* Begin Entries *

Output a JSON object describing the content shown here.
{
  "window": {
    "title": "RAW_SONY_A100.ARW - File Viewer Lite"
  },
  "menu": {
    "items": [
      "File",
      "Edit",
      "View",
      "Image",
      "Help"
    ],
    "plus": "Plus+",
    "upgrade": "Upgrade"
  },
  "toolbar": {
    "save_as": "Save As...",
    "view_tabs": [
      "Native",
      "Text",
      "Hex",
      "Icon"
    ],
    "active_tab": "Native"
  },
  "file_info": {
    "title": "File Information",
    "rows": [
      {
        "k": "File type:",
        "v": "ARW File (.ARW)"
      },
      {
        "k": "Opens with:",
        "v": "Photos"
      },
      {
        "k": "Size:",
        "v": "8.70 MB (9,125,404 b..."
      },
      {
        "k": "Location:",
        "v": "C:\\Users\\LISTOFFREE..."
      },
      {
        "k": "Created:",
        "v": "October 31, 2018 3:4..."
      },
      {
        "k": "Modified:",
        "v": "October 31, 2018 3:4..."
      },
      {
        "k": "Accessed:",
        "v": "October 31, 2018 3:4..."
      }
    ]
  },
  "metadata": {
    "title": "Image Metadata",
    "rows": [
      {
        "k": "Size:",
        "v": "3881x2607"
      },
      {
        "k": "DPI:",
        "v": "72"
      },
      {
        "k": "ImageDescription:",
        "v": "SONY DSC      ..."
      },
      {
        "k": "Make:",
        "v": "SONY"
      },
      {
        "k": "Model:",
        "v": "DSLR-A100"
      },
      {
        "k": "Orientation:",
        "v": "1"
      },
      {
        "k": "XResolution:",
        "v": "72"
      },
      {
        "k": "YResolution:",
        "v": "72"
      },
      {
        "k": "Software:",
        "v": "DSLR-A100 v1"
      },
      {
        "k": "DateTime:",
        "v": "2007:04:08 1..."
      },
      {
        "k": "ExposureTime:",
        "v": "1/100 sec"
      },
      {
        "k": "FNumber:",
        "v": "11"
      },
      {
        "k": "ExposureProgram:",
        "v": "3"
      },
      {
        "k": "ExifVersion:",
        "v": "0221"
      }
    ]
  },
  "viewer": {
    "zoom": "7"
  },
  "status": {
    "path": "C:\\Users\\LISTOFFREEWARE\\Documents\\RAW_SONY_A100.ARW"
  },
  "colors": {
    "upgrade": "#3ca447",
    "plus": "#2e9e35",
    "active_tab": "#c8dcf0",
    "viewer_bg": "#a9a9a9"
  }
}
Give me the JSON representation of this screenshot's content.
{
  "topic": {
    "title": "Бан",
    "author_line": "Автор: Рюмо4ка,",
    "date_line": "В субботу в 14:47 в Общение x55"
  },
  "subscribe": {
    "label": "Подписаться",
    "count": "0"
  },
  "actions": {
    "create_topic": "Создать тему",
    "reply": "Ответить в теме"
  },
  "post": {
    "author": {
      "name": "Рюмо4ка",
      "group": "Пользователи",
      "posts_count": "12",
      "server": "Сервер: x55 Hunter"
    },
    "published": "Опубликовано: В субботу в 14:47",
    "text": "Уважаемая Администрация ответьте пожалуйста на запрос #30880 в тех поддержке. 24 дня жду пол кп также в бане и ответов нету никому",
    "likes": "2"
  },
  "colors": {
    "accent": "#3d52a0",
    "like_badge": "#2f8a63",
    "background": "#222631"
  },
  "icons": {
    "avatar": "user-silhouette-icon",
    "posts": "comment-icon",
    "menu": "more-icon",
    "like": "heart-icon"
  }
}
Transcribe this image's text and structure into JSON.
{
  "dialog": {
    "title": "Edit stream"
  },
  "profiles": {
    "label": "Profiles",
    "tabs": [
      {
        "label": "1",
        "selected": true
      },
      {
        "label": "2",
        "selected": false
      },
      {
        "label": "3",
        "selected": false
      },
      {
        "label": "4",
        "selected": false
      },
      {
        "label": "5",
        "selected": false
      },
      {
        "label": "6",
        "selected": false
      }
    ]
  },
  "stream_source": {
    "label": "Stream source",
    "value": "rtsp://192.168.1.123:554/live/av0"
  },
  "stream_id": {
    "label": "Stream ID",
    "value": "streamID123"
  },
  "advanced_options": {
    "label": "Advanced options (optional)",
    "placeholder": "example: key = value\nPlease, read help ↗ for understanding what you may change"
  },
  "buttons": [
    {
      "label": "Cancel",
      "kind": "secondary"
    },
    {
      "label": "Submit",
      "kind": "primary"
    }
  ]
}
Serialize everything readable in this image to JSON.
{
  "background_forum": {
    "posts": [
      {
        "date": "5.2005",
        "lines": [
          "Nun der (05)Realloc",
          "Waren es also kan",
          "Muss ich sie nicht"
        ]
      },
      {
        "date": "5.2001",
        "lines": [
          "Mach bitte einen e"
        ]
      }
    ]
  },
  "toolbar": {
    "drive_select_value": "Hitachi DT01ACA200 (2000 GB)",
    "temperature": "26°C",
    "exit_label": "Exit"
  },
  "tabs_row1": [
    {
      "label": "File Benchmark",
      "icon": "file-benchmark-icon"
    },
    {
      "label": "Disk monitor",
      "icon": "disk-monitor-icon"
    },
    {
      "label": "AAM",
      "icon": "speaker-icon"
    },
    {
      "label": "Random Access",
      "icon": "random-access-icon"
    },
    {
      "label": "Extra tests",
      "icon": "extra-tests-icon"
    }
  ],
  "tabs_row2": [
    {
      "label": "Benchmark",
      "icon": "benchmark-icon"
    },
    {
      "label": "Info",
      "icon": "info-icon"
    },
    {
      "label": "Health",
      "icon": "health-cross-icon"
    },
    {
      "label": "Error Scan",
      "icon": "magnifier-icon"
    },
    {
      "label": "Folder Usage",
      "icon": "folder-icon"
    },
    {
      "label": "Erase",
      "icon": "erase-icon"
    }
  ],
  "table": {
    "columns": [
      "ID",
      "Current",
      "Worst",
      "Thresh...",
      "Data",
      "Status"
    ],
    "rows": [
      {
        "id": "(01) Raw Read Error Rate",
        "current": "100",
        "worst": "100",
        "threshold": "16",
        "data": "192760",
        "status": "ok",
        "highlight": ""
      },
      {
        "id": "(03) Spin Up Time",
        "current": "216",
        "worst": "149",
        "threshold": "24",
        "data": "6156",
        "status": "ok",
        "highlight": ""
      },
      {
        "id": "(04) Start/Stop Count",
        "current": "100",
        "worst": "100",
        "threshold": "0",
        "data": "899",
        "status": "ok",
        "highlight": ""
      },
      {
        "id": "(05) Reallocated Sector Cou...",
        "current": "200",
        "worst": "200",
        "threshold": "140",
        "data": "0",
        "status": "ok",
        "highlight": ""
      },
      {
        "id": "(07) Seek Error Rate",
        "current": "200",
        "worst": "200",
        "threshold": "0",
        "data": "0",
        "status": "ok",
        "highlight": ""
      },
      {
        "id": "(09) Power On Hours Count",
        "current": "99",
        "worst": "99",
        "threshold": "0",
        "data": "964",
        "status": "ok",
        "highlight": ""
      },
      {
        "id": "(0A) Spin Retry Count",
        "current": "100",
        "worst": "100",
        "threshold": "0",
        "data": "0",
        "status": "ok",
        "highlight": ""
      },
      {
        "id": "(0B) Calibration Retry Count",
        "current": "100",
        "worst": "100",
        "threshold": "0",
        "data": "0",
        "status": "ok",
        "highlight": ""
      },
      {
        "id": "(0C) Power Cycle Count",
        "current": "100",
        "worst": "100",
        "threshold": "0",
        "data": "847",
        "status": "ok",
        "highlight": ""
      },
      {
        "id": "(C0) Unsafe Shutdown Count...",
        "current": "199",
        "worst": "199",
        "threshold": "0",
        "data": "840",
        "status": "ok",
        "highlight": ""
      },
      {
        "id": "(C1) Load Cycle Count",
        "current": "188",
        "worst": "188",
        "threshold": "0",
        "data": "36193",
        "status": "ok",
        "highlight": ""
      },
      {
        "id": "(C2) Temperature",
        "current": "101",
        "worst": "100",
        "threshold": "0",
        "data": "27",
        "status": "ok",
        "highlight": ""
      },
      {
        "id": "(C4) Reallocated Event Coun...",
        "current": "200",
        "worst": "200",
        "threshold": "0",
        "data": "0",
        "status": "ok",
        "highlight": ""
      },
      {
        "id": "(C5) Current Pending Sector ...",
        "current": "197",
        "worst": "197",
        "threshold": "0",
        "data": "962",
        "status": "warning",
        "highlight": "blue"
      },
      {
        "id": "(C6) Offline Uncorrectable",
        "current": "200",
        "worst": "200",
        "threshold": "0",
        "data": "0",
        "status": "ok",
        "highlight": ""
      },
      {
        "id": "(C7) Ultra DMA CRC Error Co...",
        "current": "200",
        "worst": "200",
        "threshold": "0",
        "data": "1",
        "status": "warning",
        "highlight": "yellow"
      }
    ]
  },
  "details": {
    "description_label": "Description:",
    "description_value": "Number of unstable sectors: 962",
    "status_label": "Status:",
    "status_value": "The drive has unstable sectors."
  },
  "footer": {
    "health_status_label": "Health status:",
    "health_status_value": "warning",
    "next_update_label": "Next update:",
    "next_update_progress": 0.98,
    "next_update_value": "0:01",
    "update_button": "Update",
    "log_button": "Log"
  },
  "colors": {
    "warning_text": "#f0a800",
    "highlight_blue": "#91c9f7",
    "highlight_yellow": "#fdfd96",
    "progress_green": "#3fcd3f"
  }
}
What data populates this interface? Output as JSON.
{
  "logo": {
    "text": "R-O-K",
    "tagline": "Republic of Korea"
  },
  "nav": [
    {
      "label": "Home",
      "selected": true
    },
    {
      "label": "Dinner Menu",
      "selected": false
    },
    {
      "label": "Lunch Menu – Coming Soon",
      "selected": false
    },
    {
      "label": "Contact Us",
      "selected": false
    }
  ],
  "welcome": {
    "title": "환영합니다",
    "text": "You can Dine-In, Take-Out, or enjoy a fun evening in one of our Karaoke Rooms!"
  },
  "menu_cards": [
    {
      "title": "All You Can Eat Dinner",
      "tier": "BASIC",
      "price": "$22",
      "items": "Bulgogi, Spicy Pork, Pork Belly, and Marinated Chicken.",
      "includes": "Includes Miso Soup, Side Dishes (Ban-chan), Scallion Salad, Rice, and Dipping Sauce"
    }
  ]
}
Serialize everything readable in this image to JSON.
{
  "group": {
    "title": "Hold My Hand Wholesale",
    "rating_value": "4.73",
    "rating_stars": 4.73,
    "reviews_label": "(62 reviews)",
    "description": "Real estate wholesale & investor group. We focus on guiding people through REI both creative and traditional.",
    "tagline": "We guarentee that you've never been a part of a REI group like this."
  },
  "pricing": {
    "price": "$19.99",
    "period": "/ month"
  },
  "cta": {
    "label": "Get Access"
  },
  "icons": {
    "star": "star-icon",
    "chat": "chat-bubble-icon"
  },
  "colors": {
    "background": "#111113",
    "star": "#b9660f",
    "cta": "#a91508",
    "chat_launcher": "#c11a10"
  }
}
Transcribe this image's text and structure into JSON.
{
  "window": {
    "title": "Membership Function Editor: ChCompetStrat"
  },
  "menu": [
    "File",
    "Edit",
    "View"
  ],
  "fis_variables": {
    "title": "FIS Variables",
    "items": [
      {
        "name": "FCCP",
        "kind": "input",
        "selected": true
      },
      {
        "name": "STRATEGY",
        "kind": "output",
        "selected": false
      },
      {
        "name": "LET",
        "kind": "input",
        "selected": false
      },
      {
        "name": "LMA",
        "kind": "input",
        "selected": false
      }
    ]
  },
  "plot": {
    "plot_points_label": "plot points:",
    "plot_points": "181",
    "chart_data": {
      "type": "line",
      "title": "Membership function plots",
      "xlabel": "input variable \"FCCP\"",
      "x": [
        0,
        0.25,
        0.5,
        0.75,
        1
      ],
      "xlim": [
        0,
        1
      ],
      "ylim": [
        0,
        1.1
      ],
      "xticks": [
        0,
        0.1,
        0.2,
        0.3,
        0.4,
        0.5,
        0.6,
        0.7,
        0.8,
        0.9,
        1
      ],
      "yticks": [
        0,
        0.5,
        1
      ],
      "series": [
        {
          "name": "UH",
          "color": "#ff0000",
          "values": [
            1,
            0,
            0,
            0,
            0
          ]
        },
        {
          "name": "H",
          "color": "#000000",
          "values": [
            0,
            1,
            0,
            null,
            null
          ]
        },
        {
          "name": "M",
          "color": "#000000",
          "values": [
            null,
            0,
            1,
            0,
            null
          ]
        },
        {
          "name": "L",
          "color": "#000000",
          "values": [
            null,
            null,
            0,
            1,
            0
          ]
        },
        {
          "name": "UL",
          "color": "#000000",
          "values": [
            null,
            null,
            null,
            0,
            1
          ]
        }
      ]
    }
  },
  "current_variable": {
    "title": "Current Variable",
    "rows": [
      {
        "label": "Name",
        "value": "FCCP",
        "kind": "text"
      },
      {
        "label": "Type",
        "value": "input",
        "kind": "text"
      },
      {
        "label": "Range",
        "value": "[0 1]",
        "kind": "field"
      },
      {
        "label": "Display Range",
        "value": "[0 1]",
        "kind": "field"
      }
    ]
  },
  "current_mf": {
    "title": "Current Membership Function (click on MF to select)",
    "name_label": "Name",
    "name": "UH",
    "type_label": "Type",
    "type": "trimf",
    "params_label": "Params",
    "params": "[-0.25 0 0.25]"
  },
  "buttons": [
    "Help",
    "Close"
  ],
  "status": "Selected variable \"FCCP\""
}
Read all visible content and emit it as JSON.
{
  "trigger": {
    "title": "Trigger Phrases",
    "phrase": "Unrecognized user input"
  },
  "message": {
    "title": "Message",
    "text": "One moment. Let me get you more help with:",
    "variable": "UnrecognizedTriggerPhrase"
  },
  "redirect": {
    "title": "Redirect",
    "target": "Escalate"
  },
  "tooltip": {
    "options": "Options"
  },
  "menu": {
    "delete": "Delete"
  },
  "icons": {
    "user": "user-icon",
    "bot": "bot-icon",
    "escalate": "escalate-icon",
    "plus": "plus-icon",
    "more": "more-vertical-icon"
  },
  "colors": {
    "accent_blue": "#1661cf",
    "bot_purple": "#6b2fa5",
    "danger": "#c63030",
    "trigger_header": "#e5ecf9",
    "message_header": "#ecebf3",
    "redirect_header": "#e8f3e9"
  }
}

* End Entries *

Requirement: Counting only lines of the data above that hold "Retry", report the total and nothing else.

Output: 2